[BEGIN AVAILABLE DATA]

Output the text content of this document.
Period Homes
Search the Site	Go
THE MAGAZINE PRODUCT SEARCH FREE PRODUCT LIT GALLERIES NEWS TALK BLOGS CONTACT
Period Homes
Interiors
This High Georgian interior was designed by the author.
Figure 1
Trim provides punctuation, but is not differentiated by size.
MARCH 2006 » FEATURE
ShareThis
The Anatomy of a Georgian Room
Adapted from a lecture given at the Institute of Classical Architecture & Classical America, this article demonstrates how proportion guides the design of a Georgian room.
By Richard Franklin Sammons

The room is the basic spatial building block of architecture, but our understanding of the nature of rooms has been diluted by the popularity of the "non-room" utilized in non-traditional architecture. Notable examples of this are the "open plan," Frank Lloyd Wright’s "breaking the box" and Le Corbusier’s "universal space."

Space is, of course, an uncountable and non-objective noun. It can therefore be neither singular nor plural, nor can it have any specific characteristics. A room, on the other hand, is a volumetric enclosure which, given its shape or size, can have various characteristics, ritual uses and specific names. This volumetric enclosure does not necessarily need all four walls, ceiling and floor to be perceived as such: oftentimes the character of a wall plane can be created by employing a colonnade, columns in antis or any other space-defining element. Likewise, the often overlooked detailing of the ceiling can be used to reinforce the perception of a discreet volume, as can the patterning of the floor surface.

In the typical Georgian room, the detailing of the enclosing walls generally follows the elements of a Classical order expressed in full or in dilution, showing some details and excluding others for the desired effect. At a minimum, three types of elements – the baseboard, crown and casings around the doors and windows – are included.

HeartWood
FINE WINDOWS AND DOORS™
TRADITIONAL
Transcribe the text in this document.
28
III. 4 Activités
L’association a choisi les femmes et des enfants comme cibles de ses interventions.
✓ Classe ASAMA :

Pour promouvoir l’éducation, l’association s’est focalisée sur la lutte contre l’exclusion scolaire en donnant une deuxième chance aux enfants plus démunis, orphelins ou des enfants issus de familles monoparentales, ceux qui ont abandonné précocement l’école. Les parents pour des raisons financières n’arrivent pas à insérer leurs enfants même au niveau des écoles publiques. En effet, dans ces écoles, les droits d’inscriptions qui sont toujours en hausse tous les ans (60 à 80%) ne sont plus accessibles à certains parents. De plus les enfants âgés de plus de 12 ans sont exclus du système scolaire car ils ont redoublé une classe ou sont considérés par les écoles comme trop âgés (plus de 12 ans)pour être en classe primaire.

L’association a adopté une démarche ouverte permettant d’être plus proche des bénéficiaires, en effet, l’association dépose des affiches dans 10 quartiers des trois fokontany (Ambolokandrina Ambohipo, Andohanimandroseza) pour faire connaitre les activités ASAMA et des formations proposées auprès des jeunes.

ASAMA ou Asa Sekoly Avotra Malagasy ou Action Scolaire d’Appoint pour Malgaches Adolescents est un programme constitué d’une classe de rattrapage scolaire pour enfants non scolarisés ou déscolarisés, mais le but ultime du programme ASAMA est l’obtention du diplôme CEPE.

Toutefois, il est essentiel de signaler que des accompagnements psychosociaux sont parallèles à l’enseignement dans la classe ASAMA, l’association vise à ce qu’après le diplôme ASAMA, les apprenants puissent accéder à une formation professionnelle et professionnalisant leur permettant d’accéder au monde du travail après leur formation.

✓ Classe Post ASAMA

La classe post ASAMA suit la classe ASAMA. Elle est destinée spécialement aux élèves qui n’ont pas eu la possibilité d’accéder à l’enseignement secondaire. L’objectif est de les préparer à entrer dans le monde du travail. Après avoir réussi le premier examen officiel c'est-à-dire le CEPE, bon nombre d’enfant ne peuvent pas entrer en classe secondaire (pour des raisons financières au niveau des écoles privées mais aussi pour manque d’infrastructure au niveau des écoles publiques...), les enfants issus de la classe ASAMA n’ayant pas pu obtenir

[END AVAILABLE DATA]

THE PROBLEM: Output every record above exactly as it appears.

EXERCISE OUTPUT:
Output the text content of this document.
Period Homes
Search the Site	Go
THE MAGAZINE PRODUCT SEARCH FREE PRODUCT LIT GALLERIES NEWS TALK BLOGS CONTACT
Period Homes
Interiors
This High Georgian interior was designed by the author.
Figure 1
Trim provides punctuation, but is not differentiated by size.
MARCH 2006 » FEATURE
ShareThis
The Anatomy of a Georgian Room
Adapted from a lecture given at the Institute of Classical Architecture & Classical America, this article demonstrates how proportion guides the design of a Georgian room.
By Richard Franklin Sammons

The room is the basic spatial building block of architecture, but our understanding of the nature of rooms has been diluted by the popularity of the "non-room" utilized in non-traditional architecture. Notable examples of this are the "open plan," Frank Lloyd Wright’s "breaking the box" and Le Corbusier’s "universal space."

Space is, of course, an uncountable and non-objective noun. It can therefore be neither singular nor plural, nor can it have any specific characteristics. A room, on the other hand, is a volumetric enclosure which, given its shape or size, can have various characteristics, ritual uses and specific names. This volumetric enclosure does not necessarily need all four walls, ceiling and floor to be perceived as such: oftentimes the character of a wall plane can be created by employing a colonnade, columns in antis or any other space-defining element. Likewise, the often overlooked detailing of the ceiling can be used to reinforce the perception of a discreet volume, as can the patterning of the floor surface.

In the typical Georgian room, the detailing of the enclosing walls generally follows the elements of a Classical order expressed in full or in dilution, showing some details and excluding others for the desired effect. At a minimum, three types of elements – the baseboard, crown and casings around the doors and windows – are included.

HeartWood
FINE WINDOWS AND DOORS™
TRADITIONAL
Transcribe the text in this document.
28
III. 4 Activités
L’association a choisi les femmes et des enfants comme cibles de ses interventions.
✓ Classe ASAMA :

Pour promouvoir l’éducation, l’association s’est focalisée sur la lutte contre l’exclusion scolaire en donnant une deuxième chance aux enfants plus démunis, orphelins ou des enfants issus de familles monoparentales, ceux qui ont abandonné précocement l’école. Les parents pour des raisons financières n’arrivent pas à insérer leurs enfants même au niveau des écoles publiques. En effet, dans ces écoles, les droits d’inscriptions qui sont toujours en hausse tous les ans (60 à 80%) ne sont plus accessibles à certains parents. De plus les enfants âgés de plus de 12 ans sont exclus du système scolaire car ils ont redoublé une classe ou sont considérés par les écoles comme trop âgés (plus de 12 ans)pour être en classe primaire.

L’association a adopté une démarche ouverte permettant d’être plus proche des bénéficiaires, en effet, l’association dépose des affiches dans 10 quartiers des trois fokontany (Ambolokandrina Ambohipo, Andohanimandroseza) pour faire connaitre les activités ASAMA et des formations proposées auprès des jeunes.

ASAMA ou Asa Sekoly Avotra Malagasy ou Action Scolaire d’Appoint pour Malgaches Adolescents est un programme constitué d’une classe de rattrapage scolaire pour enfants non scolarisés ou déscolarisés, mais le but ultime du programme ASAMA est l’obtention du diplôme CEPE.

Toutefois, il est essentiel de signaler que des accompagnements psychosociaux sont parallèles à l’enseignement dans la classe ASAMA, l’association vise à ce qu’après le diplôme ASAMA, les apprenants puissent accéder à une formation professionnelle et professionnalisant leur permettant d’accéder au monde du travail après leur formation.

✓ Classe Post ASAMA

La classe post ASAMA suit la classe ASAMA. Elle est destinée spécialement aux élèves qui n’ont pas eu la possibilité d’accéder à l’enseignement secondaire. L’objectif est de les préparer à entrer dans le monde du travail. Après avoir réussi le premier examen officiel c'est-à-dire le CEPE, bon nombre d’enfant ne peuvent pas entrer en classe secondaire (pour des raisons financières au niveau des écoles privées mais aussi pour manque d’infrastructure au niveau des écoles publiques...), les enfants issus de la classe ASAMA n’ayant pas pu obtenir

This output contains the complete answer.